*Written request:*
Render the data from its first line through the line containing "wire: top rail, right", both included, as a Markdown table with the columns Line No. and Data Line. Leave out any blank lines.

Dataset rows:
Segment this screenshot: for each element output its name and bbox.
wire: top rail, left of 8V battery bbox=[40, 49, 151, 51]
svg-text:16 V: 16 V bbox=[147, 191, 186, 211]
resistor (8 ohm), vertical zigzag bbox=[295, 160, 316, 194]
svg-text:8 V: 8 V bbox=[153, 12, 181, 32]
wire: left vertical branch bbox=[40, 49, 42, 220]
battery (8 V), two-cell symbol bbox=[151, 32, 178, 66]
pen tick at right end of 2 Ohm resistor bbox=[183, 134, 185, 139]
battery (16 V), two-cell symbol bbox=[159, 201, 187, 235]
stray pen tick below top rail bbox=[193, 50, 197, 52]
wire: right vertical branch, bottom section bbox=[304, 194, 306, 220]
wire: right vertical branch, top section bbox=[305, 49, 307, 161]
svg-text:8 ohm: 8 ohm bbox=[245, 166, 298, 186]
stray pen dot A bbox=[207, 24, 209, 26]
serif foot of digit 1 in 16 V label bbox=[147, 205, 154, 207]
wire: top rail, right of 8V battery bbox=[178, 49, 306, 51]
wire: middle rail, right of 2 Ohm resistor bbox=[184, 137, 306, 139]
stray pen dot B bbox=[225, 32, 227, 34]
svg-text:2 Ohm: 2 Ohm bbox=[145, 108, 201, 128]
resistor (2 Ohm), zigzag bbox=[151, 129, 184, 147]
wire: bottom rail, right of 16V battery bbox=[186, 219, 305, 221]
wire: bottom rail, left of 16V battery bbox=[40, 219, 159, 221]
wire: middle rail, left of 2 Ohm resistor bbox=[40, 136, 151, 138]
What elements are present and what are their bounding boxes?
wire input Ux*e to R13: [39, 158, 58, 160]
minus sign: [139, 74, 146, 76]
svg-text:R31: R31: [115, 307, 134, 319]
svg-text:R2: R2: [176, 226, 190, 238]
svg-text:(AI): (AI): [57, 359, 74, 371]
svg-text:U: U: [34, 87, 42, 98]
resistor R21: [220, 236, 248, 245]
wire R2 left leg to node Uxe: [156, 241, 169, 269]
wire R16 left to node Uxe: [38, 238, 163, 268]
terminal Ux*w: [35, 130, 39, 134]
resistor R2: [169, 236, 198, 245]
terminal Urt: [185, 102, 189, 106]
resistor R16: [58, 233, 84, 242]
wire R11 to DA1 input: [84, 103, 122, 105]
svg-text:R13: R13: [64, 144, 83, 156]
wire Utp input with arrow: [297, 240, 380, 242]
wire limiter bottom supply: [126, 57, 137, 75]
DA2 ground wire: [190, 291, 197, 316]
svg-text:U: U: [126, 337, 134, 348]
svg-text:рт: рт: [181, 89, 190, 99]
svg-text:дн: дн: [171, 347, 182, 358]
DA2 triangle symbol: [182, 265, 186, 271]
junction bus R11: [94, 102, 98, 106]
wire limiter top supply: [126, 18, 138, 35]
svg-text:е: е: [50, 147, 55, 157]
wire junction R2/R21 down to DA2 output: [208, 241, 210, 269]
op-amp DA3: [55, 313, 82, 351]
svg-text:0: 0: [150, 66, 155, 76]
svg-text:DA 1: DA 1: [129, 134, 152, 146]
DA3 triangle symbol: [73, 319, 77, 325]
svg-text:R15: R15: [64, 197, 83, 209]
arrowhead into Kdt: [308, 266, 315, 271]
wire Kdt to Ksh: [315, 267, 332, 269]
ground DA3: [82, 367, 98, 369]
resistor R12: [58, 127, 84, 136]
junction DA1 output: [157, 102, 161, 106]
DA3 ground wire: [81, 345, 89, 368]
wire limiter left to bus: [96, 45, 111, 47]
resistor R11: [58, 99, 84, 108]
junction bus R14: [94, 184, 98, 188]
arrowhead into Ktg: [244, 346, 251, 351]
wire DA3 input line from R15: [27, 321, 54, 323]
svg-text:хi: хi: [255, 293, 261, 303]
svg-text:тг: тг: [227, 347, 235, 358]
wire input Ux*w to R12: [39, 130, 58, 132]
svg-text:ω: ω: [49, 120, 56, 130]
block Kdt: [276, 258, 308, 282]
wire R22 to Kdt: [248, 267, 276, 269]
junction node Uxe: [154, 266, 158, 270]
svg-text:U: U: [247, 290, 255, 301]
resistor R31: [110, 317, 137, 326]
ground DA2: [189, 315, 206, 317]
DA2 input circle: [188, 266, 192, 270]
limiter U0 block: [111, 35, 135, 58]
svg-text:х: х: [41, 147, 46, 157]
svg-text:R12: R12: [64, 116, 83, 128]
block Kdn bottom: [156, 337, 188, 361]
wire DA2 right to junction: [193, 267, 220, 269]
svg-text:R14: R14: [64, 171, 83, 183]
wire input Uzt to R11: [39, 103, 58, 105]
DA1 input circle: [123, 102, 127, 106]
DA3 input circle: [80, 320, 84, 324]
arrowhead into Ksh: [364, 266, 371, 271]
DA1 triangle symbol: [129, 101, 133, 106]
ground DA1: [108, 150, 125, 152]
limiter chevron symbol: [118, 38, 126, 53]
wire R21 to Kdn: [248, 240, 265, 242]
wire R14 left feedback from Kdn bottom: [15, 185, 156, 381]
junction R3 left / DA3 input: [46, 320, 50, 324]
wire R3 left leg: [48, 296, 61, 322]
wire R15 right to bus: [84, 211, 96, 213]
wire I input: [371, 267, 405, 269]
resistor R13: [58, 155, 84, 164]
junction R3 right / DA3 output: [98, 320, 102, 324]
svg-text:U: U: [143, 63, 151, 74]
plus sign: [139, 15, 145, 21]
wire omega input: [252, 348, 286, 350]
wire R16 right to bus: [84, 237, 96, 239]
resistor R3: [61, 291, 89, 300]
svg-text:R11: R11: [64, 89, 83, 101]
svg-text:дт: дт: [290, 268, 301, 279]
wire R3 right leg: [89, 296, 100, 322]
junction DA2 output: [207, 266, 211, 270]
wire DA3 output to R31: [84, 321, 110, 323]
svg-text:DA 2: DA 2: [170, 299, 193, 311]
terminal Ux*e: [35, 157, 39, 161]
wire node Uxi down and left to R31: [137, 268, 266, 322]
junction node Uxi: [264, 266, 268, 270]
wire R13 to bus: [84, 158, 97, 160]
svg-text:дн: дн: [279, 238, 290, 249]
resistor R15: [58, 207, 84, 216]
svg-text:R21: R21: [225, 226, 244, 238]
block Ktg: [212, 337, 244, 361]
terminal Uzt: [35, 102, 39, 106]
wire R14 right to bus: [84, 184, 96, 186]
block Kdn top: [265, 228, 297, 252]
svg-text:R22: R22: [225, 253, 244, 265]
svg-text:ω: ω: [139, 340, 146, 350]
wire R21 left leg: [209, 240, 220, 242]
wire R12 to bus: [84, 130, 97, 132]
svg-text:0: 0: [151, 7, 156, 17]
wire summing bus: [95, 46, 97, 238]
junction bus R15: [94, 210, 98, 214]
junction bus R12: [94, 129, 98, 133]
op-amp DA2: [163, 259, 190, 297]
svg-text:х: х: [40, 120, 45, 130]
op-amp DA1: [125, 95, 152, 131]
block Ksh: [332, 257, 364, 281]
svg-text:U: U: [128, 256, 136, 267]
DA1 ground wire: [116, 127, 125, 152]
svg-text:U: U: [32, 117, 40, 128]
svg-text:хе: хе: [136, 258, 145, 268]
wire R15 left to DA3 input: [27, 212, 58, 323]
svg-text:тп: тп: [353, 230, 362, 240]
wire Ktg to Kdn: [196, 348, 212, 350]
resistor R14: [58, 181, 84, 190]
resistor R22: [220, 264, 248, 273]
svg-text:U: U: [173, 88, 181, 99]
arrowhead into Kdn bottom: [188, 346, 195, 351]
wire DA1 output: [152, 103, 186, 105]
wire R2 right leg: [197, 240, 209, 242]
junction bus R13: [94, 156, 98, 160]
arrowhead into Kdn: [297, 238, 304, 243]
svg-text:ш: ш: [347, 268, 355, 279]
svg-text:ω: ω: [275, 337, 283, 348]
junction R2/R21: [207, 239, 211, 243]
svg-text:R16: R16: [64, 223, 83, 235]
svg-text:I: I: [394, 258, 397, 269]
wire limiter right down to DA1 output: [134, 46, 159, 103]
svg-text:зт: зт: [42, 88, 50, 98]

*Final result:*
| Line No. | Data Line |
|---|---|
| 1 | Segment this screenshot: for each element output its name and bbox. |
| 2 | wire: top rail, left of 8V battery bbox=[40, 49, 151, 51] |
| 3 | svg-text:16 V: 16 V bbox=[147, 191, 186, 211] |
| 4 | resistor (8 ohm), vertical zigzag bbox=[295, 160, 316, 194] |
| 5 | svg-text:8 V: 8 V bbox=[153, 12, 181, 32] |
| 6 | wire: left vertical branch bbox=[40, 49, 42, 220] |
| 7 | battery (8 V), two-cell symbol bbox=[151, 32, 178, 66] |
| 8 | pen tick at right end of 2 Ohm resistor bbox=[183, 134, 185, 139] |
| 9 | battery (16 V), two-cell symbol bbox=[159, 201, 187, 235] |
| 10 | stray pen tick below top rail bbox=[193, 50, 197, 52] |
| 11 | wire: right vertical branch, bottom section bbox=[304, 194, 306, 220] |
| 12 | wire: right vertical branch, top section bbox=[305, 49, 307, 161] |
| 13 | svg-text:8 ohm: 8 ohm bbox=[245, 166, 298, 186] |
| 14 | stray pen dot A bbox=[207, 24, 209, 26] |
| 15 | serif foot of digit 1 in 16 V label bbox=[147, 205, 154, 207] |
| 16 | wire: top rail, right of 8V battery bbox=[178, 49, 306, 51] |